__EXERCISE__
In the text on the Mets' second base options, rewrite the stretch from "The baseball offseason" through "with Harrison’s contract.", changing "second baseman" to "middle infielder".

__EXCERPTED TEXT__

Mets Internal Second Base Options

The baseball offseason hasn’t ended, which means the Mets still have time to address the second base position before the season begins.  The problem is that while there is conceivably plenty of time left to add a second baseman, the reality of the situation is the Mets options have been dwindling.

Ian Kinsler rejected a trade to the Mets.  The Mets rejected a trade for Jason Kipnis.  The team does not seem inclined to trade Brandon Nimmo for Josh Harrison as the team believes the Pirates are asking too much for a player with Harrison’s contract.

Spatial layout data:
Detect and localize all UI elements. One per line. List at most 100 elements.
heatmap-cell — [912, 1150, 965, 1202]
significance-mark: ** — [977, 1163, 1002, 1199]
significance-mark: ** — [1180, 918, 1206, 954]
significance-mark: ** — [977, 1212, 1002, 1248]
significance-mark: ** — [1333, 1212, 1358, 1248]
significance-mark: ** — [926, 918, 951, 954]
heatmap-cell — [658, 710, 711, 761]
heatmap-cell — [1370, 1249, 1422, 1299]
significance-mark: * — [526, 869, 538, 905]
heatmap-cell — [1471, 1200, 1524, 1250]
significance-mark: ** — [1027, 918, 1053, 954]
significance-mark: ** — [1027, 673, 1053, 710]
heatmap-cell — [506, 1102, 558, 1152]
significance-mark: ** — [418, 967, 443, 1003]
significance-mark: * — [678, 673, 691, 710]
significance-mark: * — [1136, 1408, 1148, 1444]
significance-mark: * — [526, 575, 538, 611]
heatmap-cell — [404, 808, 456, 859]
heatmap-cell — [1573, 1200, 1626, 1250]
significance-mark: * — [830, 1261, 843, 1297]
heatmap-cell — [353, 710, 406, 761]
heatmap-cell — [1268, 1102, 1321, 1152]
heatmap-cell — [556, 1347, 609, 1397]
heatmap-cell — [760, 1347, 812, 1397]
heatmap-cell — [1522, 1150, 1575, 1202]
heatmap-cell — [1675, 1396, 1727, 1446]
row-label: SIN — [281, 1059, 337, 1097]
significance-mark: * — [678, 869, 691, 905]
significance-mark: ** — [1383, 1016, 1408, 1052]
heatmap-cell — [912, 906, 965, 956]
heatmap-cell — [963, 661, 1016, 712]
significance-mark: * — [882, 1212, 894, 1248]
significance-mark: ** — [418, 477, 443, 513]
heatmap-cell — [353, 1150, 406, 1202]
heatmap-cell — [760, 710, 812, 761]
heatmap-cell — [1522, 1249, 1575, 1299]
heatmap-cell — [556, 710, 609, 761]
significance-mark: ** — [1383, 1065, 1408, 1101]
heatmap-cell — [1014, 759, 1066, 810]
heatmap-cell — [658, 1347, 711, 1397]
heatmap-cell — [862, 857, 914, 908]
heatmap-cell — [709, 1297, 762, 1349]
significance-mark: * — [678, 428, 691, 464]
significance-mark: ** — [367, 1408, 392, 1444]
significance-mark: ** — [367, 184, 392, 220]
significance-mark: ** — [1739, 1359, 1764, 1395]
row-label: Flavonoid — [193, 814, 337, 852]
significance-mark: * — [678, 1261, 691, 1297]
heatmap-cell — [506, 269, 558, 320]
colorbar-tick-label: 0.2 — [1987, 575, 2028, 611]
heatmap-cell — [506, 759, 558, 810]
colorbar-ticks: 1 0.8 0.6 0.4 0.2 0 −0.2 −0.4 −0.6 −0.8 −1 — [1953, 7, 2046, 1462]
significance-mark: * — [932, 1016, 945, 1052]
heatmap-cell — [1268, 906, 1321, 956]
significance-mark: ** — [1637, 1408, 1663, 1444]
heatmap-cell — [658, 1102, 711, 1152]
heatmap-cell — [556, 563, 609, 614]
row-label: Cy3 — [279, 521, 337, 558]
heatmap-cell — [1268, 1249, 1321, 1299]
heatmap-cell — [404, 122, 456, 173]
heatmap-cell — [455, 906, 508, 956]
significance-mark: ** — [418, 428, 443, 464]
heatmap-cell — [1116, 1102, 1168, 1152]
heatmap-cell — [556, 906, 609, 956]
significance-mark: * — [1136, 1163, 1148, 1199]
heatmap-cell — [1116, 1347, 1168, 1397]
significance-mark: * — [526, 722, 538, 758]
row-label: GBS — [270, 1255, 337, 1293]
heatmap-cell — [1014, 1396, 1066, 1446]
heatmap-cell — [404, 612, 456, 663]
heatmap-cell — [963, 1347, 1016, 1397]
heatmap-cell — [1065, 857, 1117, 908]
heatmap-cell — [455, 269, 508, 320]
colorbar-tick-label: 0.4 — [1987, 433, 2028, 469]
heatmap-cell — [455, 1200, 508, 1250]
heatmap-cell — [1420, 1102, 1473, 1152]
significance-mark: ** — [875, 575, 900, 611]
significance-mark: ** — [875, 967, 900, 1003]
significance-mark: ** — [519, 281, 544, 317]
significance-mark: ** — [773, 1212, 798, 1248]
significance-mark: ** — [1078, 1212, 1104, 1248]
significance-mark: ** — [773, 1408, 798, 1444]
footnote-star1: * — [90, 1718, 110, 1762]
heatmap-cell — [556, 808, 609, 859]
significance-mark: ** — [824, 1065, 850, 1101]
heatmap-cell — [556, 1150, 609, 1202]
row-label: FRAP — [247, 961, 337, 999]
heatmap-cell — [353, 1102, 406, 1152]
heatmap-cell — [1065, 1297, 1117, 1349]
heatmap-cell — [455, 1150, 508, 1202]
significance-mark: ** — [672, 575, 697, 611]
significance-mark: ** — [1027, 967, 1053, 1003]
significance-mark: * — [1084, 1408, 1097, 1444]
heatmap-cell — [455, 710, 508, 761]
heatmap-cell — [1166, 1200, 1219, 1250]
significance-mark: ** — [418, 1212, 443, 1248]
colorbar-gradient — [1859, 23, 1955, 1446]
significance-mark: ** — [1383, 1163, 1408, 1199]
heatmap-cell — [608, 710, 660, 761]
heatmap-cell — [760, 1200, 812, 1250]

__EXERCISE OUTPUT__
The baseball offseason hasn’t ended, which means the Mets still have time to address the second base position before the season begins.  The problem is that while there is conceivably plenty of time left to add a middle infielder, the reality of the situation is the Mets options have been dwindling.

Ian Kinsler rejected a trade to the Mets.  The Mets rejected a trade for Jason Kipnis.  The team does not seem inclined to trade Brandon Nimmo for Josh Harrison as the team believes the Pirates are asking too much for a player with Harrison’s contract.